What is expected -
Start at the line that contains "OCR this image." in the listing below and extract every line through the last, exactly; leave pictures out.
---
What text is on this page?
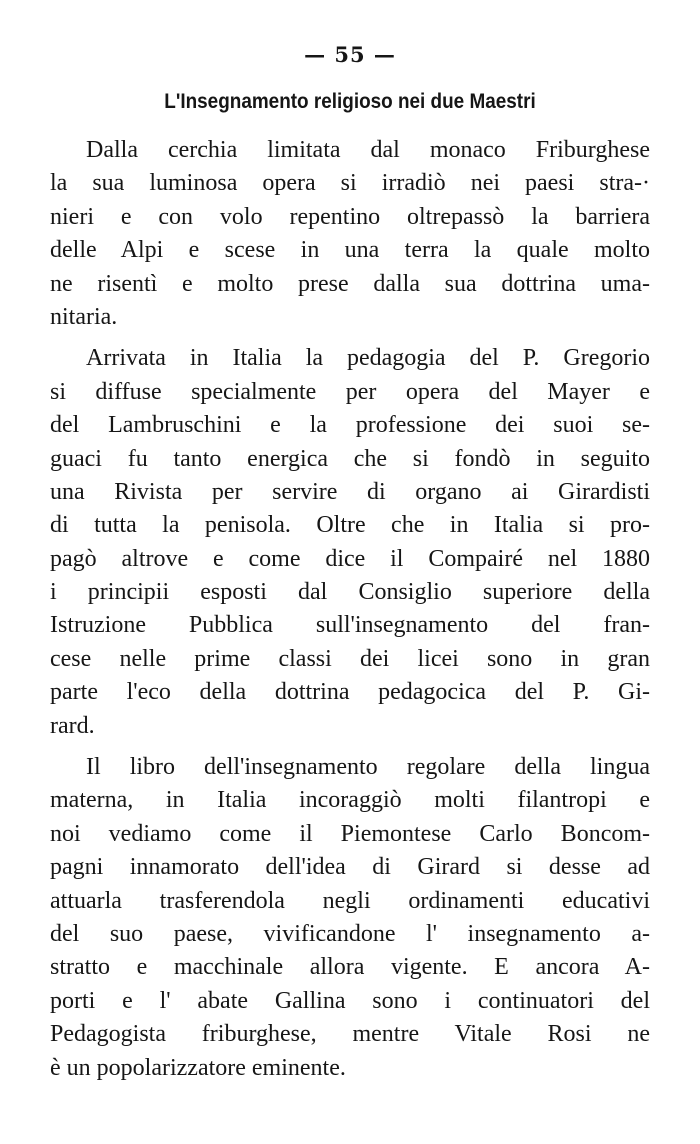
— 55 —
L'Insegnamento religioso nei due Maestri
Dalla cerchia limitata dal monaco Friburghese
la sua luminosa opera si irradiò nei paesi stra-·
nieri e con volo repentino oltrepassò la barriera
delle Alpi e scese in una terra la quale molto
ne risentì e molto prese dalla sua dottrina uma-
nitaria.
Arrivata in Italia la pedagogia del P. Gregorio
si diffuse specialmente per opera del Mayer e
del Lambruschini e la professione dei suoi se-
guaci fu tanto energica che si fondò in seguito
una Rivista per servire di organo ai Girardisti
di tutta la penisola. Oltre che in Italia si pro-
pagò altrove e come dice il Compairé nel 1880
i principii esposti dal Consiglio superiore della
Istruzione Pubblica sull'insegnamento del fran-
cese nelle prime classi dei licei sono in gran
parte l'eco della dottrina pedagocica del P. Gi-
rard.
Il libro dell'insegnamento regolare della lingua
materna, in Italia incoraggiò molti filantropi e
noi vediamo come il Piemontese Carlo Boncom-
pagni innamorato dell'idea di Girard si desse ad
attuarla trasferendola negli ordinamenti educativi
del suo paese, vivificandone l' insegnamento a-
stratto e macchinale allora vigente. E ancora A-
porti e l' abate Gallina sono i continuatori del
Pedagogista friburghese, mentre Vitale Rosi ne
è un popolarizzatore eminente.
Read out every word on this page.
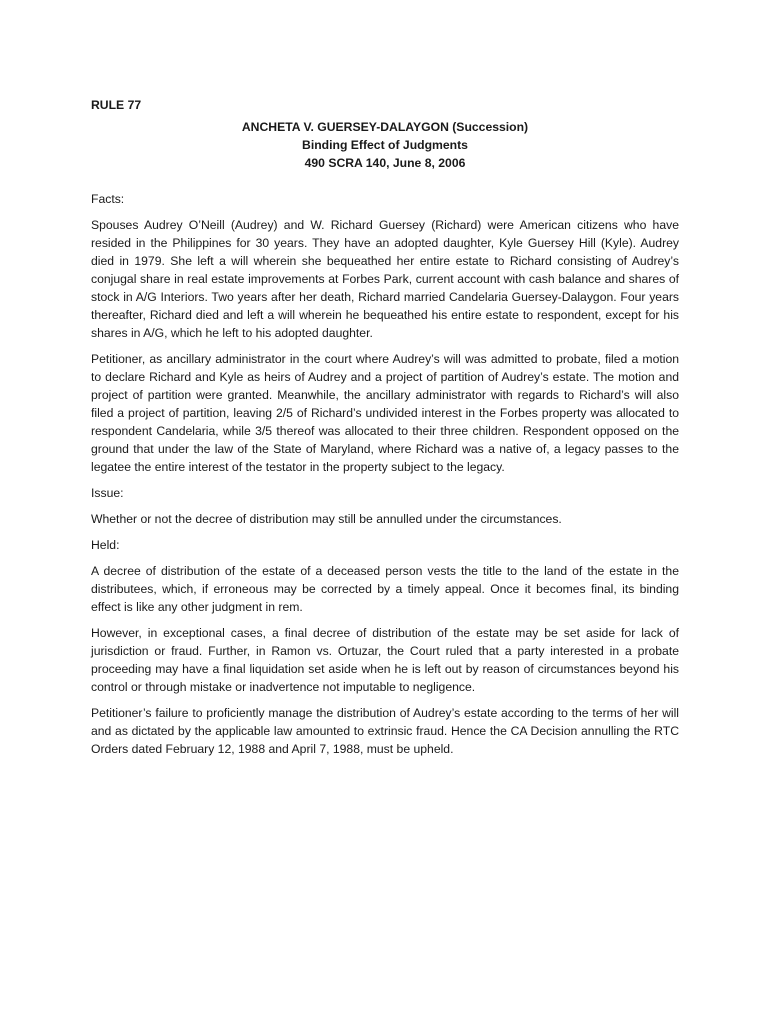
RULE 77
ANCHETA V. GUERSEY-DALAYGON (Succession)
Binding Effect of Judgments
490 SCRA 140, June 8, 2006
Facts:

Spouses Audrey O’Neill (Audrey) and W. Richard Guersey (Richard) were American citizens who have resided in the Philippines for 30 years. They have an adopted daughter, Kyle Guersey Hill (Kyle). Audrey died in 1979. She left a will wherein she bequeathed her entire estate to Richard consisting of Audrey’s conjugal share in real estate improvements at Forbes Park, current account with cash balance and shares of stock in A/G Interiors. Two years after her death, Richard married Candelaria Guersey-Dalaygon. Four years thereafter, Richard died and left a will wherein he bequeathed his entire estate to respondent, except for his shares in A/G, which he left to his adopted daughter.

Petitioner, as ancillary administrator in the court where Audrey’s will was admitted to probate, filed a motion to declare Richard and Kyle as heirs of Audrey and a project of partition of Audrey’s estate. The motion and project of partition were granted. Meanwhile, the ancillary administrator with regards to Richard’s will also filed a project of partition, leaving 2/5 of Richard’s undivided interest in the Forbes property was allocated to respondent Candelaria, while 3/5 thereof was allocated to their three children. Respondent opposed on the ground that under the law of the State of Maryland, where Richard was a native of, a legacy passes to the legatee the entire interest of the testator in the property subject to the legacy.

Issue:

Whether or not the decree of distribution may still be annulled under the circumstances.

Held:

A decree of distribution of the estate of a deceased person vests the title to the land of the estate in the distributees, which, if erroneous may be corrected by a timely appeal. Once it becomes final, its binding effect is like any other judgment in rem.

However, in exceptional cases, a final decree of distribution of the estate may be set aside for lack of jurisdiction or fraud. Further, in Ramon vs. Ortuzar, the Court ruled that a party interested in a probate proceeding may have a final liquidation set aside when he is left out by reason of circumstances beyond his control or through mistake or inadvertence not imputable to negligence.

Petitioner’s failure to proficiently manage the distribution of Audrey’s estate according to the terms of her will and as dictated by the applicable law amounted to extrinsic fraud. Hence the CA Decision annulling the RTC Orders dated February 12, 1988 and April 7, 1988, must be upheld.
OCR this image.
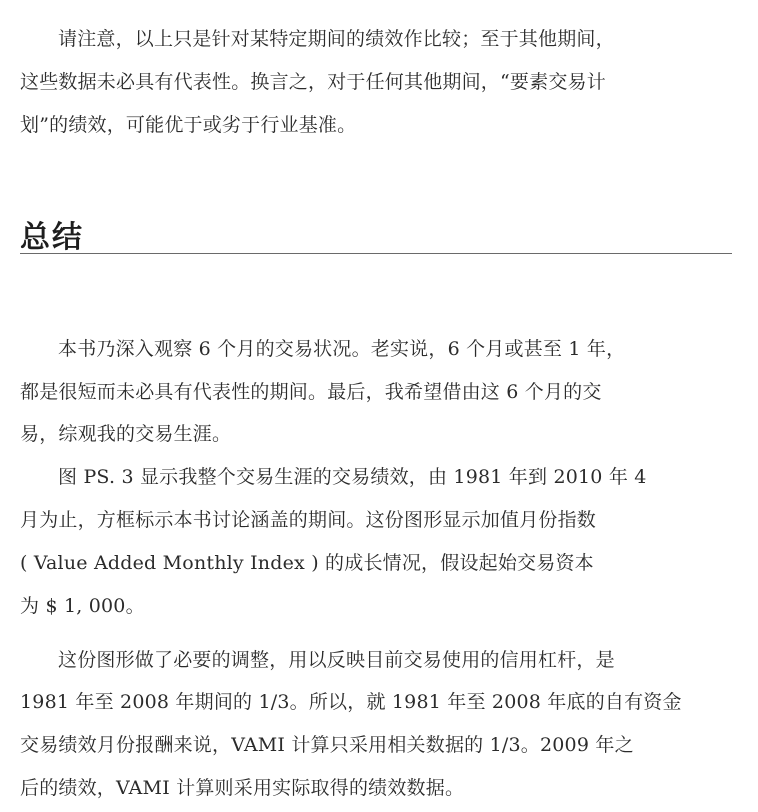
请注意，以上只是针对某特定期间的绩效作比较；至于其他期间，
这些数据未必具有代表性。换言之，对于任何其他期间，“要素交易计
划”的绩效，可能优于或劣于行业基准。
总结
本书乃深入观察 6 个月的交易状况。老实说，6 个月或甚至 1 年，
都是很短而未必具有代表性的期间。最后，我希望借由这 6 个月的交
易，综观我的交易生涯。
图 PS. 3 显示我整个交易生涯的交易绩效，由 1981 年到 2010 年 4
月为止，方框标示本书讨论涵盖的期间。这份图形显示加值月份指数
( Value Added Monthly Index ) 的成长情况，假设起始交易资本
为 $ 1, 000。
这份图形做了必要的调整，用以反映目前交易使用的信用杠杆，是
1981 年至 2008 年期间的 1/3。所以，就 1981 年至 2008 年底的自有资金
交易绩效月份报酬来说，VAMI 计算只采用相关数据的 1/3。2009 年之
后的绩效，VAMI 计算则采用实际取得的绩效数据。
---
Expected answer -
OCR this image.
请注意，以上只是针对某特定期间的绩效作比较；至于其他期间，
这些数据未必具有代表性。换言之，对于任何其他期间，“要素交易计
划”的绩效，可能优于或劣于行业基准。
总结
本书乃深入观察 6 个月的交易状况。老实说，6 个月或甚至 1 年，
都是很短而未必具有代表性的期间。最后，我希望借由这 6 个月的交
易，综观我的交易生涯。
图 PS. 3 显示我整个交易生涯的交易绩效，由 1981 年到 2010 年 4
月为止，方框标示本书讨论涵盖的期间。这份图形显示加值月份指数
( Value Added Monthly Index ) 的成长情况，假设起始交易资本
为 $ 1, 000。
这份图形做了必要的调整，用以反映目前交易使用的信用杠杆，是
1981 年至 2008 年期间的 1/3。所以，就 1981 年至 2008 年底的自有资金
交易绩效月份报酬来说，VAMI 计算只采用相关数据的 1/3。2009 年之
后的绩效，VAMI 计算则采用实际取得的绩效数据。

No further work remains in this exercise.